Show every line in the entries below where the word "back" appears.

TASK INPUTS
########

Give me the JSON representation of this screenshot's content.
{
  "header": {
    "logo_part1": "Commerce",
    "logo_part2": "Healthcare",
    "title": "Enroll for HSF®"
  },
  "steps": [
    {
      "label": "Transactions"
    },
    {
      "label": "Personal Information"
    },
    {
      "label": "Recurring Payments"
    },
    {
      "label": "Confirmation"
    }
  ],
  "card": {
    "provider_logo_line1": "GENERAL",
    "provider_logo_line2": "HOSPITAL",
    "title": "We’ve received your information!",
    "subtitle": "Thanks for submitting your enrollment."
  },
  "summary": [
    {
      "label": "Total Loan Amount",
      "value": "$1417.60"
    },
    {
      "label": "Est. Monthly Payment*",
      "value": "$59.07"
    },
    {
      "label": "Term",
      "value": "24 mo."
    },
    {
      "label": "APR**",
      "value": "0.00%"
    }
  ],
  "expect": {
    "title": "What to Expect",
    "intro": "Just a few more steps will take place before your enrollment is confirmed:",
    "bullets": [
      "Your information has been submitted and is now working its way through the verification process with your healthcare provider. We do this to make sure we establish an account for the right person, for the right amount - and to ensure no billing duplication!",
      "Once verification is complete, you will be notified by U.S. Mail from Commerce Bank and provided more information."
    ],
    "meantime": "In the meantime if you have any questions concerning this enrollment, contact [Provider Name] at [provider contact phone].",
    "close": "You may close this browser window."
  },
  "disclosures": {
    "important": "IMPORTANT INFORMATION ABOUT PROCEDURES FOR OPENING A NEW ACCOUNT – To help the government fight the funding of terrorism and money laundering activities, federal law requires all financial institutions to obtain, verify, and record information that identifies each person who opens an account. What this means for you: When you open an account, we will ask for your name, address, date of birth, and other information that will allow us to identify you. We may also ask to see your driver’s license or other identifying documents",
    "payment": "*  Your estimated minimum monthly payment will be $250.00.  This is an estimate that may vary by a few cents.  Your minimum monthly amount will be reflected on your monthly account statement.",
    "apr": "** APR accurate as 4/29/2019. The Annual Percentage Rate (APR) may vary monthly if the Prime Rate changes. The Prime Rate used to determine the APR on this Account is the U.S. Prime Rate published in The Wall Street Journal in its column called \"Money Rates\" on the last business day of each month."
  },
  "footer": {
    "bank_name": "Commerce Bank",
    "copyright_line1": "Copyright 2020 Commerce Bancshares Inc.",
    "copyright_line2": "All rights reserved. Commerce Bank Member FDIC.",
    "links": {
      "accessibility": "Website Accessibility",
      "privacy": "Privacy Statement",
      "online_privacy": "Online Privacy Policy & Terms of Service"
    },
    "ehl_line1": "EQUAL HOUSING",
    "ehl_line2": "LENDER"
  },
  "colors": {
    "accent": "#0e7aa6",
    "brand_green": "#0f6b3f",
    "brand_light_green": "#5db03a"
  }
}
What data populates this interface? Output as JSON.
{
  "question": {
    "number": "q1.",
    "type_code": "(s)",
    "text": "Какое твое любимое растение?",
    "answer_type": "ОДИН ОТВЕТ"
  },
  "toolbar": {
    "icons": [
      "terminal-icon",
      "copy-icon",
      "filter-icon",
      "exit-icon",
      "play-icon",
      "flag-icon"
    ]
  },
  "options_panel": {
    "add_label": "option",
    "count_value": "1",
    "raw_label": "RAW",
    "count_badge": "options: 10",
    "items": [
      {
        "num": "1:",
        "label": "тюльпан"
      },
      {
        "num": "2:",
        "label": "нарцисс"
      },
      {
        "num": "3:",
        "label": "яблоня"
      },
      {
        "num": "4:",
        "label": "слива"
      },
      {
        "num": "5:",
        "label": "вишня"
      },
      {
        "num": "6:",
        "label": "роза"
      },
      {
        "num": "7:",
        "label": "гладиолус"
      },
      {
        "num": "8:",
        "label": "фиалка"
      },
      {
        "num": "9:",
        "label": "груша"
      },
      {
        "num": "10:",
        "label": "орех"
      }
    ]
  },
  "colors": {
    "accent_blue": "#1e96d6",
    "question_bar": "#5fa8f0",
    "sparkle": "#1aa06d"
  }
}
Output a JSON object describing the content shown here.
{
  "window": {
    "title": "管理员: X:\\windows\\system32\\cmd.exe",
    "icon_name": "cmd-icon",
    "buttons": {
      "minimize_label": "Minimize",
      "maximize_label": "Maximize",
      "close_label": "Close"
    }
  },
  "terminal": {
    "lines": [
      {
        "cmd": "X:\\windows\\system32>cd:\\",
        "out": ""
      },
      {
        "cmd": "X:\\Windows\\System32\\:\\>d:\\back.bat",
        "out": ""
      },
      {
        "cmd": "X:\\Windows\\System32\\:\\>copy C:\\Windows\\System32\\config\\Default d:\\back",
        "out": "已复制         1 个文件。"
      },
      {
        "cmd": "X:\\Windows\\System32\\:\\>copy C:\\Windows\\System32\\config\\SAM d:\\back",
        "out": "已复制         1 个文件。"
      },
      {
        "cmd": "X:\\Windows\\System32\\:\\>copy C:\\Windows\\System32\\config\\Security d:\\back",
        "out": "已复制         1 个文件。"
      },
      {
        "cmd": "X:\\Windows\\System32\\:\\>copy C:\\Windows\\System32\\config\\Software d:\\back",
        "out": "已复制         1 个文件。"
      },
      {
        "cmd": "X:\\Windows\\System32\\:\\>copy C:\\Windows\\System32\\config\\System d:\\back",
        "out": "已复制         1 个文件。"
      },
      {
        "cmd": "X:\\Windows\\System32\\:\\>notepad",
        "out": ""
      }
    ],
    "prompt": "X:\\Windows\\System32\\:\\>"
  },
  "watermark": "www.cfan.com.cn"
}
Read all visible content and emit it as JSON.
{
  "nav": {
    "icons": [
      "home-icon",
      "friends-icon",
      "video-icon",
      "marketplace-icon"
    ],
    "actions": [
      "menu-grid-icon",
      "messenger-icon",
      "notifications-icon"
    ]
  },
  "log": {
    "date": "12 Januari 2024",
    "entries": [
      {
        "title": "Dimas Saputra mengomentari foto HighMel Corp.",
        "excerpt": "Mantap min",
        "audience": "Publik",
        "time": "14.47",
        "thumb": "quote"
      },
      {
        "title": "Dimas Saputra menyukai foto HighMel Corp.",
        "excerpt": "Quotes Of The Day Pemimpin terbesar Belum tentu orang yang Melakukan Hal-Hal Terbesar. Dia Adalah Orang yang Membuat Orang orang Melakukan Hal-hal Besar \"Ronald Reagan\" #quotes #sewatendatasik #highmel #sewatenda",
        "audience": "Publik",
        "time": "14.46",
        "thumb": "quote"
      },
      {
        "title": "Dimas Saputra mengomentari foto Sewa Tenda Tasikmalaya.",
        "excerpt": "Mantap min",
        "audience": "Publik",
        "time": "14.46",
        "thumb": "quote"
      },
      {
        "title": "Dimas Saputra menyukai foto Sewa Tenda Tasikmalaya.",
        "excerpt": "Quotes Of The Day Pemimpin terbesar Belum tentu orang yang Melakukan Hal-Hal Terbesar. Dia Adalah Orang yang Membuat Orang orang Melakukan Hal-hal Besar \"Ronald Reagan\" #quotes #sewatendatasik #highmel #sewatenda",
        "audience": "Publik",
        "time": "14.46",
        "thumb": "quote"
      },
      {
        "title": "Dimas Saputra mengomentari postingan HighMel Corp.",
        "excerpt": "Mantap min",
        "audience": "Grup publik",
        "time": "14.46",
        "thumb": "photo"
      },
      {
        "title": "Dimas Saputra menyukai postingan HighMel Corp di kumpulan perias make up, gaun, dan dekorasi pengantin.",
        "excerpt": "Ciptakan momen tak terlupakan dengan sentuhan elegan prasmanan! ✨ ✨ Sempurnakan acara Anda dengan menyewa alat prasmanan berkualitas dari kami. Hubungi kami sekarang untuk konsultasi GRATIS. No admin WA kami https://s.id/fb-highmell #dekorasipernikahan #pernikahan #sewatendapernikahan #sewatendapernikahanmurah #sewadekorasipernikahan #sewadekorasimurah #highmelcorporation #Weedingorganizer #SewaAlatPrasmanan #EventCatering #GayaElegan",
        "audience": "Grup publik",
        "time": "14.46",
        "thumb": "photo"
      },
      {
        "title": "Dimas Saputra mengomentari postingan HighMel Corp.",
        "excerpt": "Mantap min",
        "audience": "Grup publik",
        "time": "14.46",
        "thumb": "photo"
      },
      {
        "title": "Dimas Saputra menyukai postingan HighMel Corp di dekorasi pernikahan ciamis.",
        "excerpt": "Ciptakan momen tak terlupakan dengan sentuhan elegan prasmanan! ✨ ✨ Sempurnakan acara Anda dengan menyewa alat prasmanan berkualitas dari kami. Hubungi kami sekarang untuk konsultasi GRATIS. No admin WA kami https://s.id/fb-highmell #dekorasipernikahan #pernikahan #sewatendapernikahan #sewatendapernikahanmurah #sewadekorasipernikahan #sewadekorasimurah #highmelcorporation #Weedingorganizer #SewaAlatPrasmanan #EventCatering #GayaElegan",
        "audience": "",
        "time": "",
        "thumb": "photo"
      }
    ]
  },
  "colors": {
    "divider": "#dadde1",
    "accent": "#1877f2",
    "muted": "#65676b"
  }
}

########

TASK RESULT
        "cmd": "X:\\Windows\\System32\\:\\>d:\\back.bat",
        "cmd": "X:\\Windows\\System32\\:\\>copy C:\\Windows\\System32\\config\\Default d:\\back",
        "cmd": "X:\\Windows\\System32\\:\\>copy C:\\Windows\\System32\\config\\SAM d:\\back",
        "cmd": "X:\\Windows\\System32\\:\\>copy C:\\Windows\\System32\\config\\Security d:\\back",
        "cmd": "X:\\Windows\\System32\\:\\>copy C:\\Windows\\System32\\config\\Software d:\\back",
        "cmd": "X:\\Windows\\System32\\:\\>copy C:\\Windows\\System32\\config\\System d:\\back",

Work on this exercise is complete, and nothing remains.